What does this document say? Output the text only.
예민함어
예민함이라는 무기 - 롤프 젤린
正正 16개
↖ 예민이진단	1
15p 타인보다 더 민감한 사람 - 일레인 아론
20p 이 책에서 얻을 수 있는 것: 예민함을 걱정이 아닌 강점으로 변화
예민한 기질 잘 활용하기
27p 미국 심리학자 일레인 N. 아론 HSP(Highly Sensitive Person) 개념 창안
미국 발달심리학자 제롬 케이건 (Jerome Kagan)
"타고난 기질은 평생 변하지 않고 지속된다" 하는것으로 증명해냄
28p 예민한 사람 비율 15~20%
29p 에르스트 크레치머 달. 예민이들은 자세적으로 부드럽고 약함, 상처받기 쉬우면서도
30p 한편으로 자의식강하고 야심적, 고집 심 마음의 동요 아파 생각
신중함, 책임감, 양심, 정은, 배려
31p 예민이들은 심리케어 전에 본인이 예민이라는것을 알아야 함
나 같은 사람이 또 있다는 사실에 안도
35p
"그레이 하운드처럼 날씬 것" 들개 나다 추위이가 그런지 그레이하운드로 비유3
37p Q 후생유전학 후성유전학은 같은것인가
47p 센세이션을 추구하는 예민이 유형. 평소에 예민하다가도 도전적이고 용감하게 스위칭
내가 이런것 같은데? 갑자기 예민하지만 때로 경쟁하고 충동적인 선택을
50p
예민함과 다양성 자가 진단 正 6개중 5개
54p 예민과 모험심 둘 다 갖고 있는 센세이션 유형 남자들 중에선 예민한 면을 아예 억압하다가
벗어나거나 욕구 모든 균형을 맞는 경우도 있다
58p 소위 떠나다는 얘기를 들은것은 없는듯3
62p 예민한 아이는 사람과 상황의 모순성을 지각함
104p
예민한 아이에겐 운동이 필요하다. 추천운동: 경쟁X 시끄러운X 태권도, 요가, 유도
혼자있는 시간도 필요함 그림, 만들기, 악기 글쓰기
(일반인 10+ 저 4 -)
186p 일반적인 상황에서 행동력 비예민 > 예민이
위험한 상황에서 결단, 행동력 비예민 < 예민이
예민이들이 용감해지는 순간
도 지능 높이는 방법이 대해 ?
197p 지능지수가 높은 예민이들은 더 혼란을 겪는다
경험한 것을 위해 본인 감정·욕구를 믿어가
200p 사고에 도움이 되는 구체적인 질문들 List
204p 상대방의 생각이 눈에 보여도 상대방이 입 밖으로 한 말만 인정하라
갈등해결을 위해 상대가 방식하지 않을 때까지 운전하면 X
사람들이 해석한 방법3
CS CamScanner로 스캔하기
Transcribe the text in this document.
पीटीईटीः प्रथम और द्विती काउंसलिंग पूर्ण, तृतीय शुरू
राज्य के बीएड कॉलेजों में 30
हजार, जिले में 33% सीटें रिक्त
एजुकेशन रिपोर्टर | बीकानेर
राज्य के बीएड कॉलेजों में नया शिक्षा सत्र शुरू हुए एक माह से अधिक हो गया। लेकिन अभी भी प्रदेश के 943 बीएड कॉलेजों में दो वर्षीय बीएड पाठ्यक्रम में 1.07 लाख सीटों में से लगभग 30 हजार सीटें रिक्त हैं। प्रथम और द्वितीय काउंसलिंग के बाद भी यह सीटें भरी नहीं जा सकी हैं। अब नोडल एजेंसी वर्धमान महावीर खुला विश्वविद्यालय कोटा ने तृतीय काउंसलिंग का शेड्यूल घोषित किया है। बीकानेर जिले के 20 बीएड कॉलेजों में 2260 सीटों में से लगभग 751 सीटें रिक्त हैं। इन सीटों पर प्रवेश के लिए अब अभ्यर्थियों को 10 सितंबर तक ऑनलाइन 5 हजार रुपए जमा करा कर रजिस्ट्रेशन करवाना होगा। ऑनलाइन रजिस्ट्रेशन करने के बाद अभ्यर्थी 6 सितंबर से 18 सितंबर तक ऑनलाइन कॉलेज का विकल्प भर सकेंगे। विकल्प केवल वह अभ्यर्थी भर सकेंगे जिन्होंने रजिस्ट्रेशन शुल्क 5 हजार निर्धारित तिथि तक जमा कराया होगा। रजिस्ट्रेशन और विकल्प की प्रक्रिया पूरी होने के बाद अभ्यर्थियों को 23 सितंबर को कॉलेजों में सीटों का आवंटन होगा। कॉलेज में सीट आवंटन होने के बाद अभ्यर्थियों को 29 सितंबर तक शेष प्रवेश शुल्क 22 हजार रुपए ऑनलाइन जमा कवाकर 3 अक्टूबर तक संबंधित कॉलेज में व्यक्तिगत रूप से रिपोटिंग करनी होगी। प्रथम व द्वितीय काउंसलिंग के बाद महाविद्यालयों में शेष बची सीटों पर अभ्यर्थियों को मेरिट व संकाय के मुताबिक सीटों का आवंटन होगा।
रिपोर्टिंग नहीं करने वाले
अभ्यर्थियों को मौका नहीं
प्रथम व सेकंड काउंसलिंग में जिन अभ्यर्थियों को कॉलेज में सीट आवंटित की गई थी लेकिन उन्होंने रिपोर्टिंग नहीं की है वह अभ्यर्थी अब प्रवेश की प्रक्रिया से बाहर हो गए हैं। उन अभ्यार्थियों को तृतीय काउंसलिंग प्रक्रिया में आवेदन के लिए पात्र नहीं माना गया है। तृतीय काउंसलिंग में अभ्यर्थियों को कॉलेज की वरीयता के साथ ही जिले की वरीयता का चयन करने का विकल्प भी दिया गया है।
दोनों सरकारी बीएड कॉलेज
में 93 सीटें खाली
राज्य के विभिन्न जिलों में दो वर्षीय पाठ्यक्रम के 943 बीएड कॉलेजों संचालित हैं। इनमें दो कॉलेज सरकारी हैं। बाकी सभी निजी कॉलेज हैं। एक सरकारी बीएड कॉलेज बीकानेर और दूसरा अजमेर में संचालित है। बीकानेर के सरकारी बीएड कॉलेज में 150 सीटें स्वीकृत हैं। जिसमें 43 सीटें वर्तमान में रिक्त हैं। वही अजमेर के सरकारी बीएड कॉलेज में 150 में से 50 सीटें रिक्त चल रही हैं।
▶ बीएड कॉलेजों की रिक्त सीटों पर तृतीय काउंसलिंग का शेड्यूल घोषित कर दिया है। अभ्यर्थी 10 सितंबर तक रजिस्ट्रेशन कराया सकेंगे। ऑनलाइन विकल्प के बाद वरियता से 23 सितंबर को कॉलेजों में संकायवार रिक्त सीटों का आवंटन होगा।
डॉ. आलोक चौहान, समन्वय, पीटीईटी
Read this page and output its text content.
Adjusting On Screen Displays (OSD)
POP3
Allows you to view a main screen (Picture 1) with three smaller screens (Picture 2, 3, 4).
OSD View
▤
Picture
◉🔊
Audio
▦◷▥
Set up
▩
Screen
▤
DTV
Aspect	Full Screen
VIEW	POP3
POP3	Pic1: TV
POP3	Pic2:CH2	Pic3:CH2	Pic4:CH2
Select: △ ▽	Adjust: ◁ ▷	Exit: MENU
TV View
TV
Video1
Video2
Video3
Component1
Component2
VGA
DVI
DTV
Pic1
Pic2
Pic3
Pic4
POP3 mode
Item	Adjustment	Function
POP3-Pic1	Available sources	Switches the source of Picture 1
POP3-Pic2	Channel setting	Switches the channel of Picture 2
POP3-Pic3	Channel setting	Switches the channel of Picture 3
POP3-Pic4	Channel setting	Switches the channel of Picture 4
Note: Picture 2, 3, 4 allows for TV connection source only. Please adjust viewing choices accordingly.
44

=====

= Your instructions =
Set down all of the records shown above once more, exactly.

= Solution below =
What does this document say? Output the text only.
예민함어
예민함이라는 무기 - 롤프 젤린
正正 16개
↖ 예민이진단	1
15p 타인보다 더 민감한 사람 - 일레인 아론
20p 이 책에서 얻을 수 있는 것: 예민함을 걱정이 아닌 강점으로 변화
예민한 기질 잘 활용하기
27p 미국 심리학자 일레인 N. 아론 HSP(Highly Sensitive Person) 개념 창안
미국 발달심리학자 제롬 케이건 (Jerome Kagan)
"타고난 기질은 평생 변하지 않고 지속된다" 하는것으로 증명해냄
28p 예민한 사람 비율 15~20%
29p 에르스트 크레치머 달. 예민이들은 자세적으로 부드럽고 약함, 상처받기 쉬우면서도
30p 한편으로 자의식강하고 야심적, 고집 심 마음의 동요 아파 생각
신중함, 책임감, 양심, 정은, 배려
31p 예민이들은 심리케어 전에 본인이 예민이라는것을 알아야 함
나 같은 사람이 또 있다는 사실에 안도
35p
"그레이 하운드처럼 날씬 것" 들개 나다 추위이가 그런지 그레이하운드로 비유3
37p Q 후생유전학 후성유전학은 같은것인가
47p 센세이션을 추구하는 예민이 유형. 평소에 예민하다가도 도전적이고 용감하게 스위칭
내가 이런것 같은데? 갑자기 예민하지만 때로 경쟁하고 충동적인 선택을
50p
예민함과 다양성 자가 진단 正 6개중 5개
54p 예민과 모험심 둘 다 갖고 있는 센세이션 유형 남자들 중에선 예민한 면을 아예 억압하다가
벗어나거나 욕구 모든 균형을 맞는 경우도 있다
58p 소위 떠나다는 얘기를 들은것은 없는듯3
62p 예민한 아이는 사람과 상황의 모순성을 지각함
104p
예민한 아이에겐 운동이 필요하다. 추천운동: 경쟁X 시끄러운X 태권도, 요가, 유도
혼자있는 시간도 필요함 그림, 만들기, 악기 글쓰기
(일반인 10+ 저 4 -)
186p 일반적인 상황에서 행동력 비예민 > 예민이
위험한 상황에서 결단, 행동력 비예민 < 예민이
예민이들이 용감해지는 순간
도 지능 높이는 방법이 대해 ?
197p 지능지수가 높은 예민이들은 더 혼란을 겪는다
경험한 것을 위해 본인 감정·욕구를 믿어가
200p 사고에 도움이 되는 구체적인 질문들 List
204p 상대방의 생각이 눈에 보여도 상대방이 입 밖으로 한 말만 인정하라
갈등해결을 위해 상대가 방식하지 않을 때까지 운전하면 X
사람들이 해석한 방법3
CS CamScanner로 스캔하기
Transcribe the text in this document.
पीटीईटीः प्रथम और द्विती काउंसलिंग पूर्ण, तृतीय शुरू
राज्य के बीएड कॉलेजों में 30
हजार, जिले में 33% सीटें रिक्त
एजुकेशन रिपोर्टर | बीकानेर
राज्य के बीएड कॉलेजों में नया शिक्षा सत्र शुरू हुए एक माह से अधिक हो गया। लेकिन अभी भी प्रदेश के 943 बीएड कॉलेजों में दो वर्षीय बीएड पाठ्यक्रम में 1.07 लाख सीटों में से लगभग 30 हजार सीटें रिक्त हैं। प्रथम और द्वितीय काउंसलिंग के बाद भी यह सीटें भरी नहीं जा सकी हैं। अब नोडल एजेंसी वर्धमान महावीर खुला विश्वविद्यालय कोटा ने तृतीय काउंसलिंग का शेड्यूल घोषित किया है। बीकानेर जिले के 20 बीएड कॉलेजों में 2260 सीटों में से लगभग 751 सीटें रिक्त हैं। इन सीटों पर प्रवेश के लिए अब अभ्यर्थियों को 10 सितंबर तक ऑनलाइन 5 हजार रुपए जमा करा कर रजिस्ट्रेशन करवाना होगा। ऑनलाइन रजिस्ट्रेशन करने के बाद अभ्यर्थी 6 सितंबर से 18 सितंबर तक ऑनलाइन कॉलेज का विकल्प भर सकेंगे। विकल्प केवल वह अभ्यर्थी भर सकेंगे जिन्होंने रजिस्ट्रेशन शुल्क 5 हजार निर्धारित तिथि तक जमा कराया होगा। रजिस्ट्रेशन और विकल्प की प्रक्रिया पूरी होने के बाद अभ्यर्थियों को 23 सितंबर को कॉलेजों में सीटों का आवंटन होगा। कॉलेज में सीट आवंटन होने के बाद अभ्यर्थियों को 29 सितंबर तक शेष प्रवेश शुल्क 22 हजार रुपए ऑनलाइन जमा कवाकर 3 अक्टूबर तक संबंधित कॉलेज में व्यक्तिगत रूप से रिपोटिंग करनी होगी। प्रथम व द्वितीय काउंसलिंग के बाद महाविद्यालयों में शेष बची सीटों पर अभ्यर्थियों को मेरिट व संकाय के मुताबिक सीटों का आवंटन होगा।
रिपोर्टिंग नहीं करने वाले
अभ्यर्थियों को मौका नहीं
प्रथम व सेकंड काउंसलिंग में जिन अभ्यर्थियों को कॉलेज में सीट आवंटित की गई थी लेकिन उन्होंने रिपोर्टिंग नहीं की है वह अभ्यर्थी अब प्रवेश की प्रक्रिया से बाहर हो गए हैं। उन अभ्यार्थियों को तृतीय काउंसलिंग प्रक्रिया में आवेदन के लिए पात्र नहीं माना गया है। तृतीय काउंसलिंग में अभ्यर्थियों को कॉलेज की वरीयता के साथ ही जिले की वरीयता का चयन करने का विकल्प भी दिया गया है।
दोनों सरकारी बीएड कॉलेज
में 93 सीटें खाली
राज्य के विभिन्न जिलों में दो वर्षीय पाठ्यक्रम के 943 बीएड कॉलेजों संचालित हैं। इनमें दो कॉलेज सरकारी हैं। बाकी सभी निजी कॉलेज हैं। एक सरकारी बीएड कॉलेज बीकानेर और दूसरा अजमेर में संचालित है। बीकानेर के सरकारी बीएड कॉलेज में 150 सीटें स्वीकृत हैं। जिसमें 43 सीटें वर्तमान में रिक्त हैं। वही अजमेर के सरकारी बीएड कॉलेज में 150 में से 50 सीटें रिक्त चल रही हैं।
▶ बीएड कॉलेजों की रिक्त सीटों पर तृतीय काउंसलिंग का शेड्यूल घोषित कर दिया है। अभ्यर्थी 10 सितंबर तक रजिस्ट्रेशन कराया सकेंगे। ऑनलाइन विकल्प के बाद वरियता से 23 सितंबर को कॉलेजों में संकायवार रिक्त सीटों का आवंटन होगा।
डॉ. आलोक चौहान, समन्वय, पीटीईटी
Read this page and output its text content.
Adjusting On Screen Displays (OSD)
POP3
Allows you to view a main screen (Picture 1) with three smaller screens (Picture 2, 3, 4).
OSD View
▤
Picture
◉🔊
Audio
▦◷▥
Set up
▩
Screen
▤
DTV
Aspect	Full Screen
VIEW	POP3
POP3	Pic1: TV
POP3	Pic2:CH2	Pic3:CH2	Pic4:CH2
Select: △ ▽	Adjust: ◁ ▷	Exit: MENU
TV View
TV
Video1
Video2
Video3
Component1
Component2
VGA
DVI
DTV
Pic1
Pic2
Pic3
Pic4
POP3 mode
Item	Adjustment	Function
POP3-Pic1	Available sources	Switches the source of Picture 1
POP3-Pic2	Channel setting	Switches the channel of Picture 2
POP3-Pic3	Channel setting	Switches the channel of Picture 3
POP3-Pic4	Channel setting	Switches the channel of Picture 4
Note: Picture 2, 3, 4 allows for TV connection source only. Please adjust viewing choices accordingly.
44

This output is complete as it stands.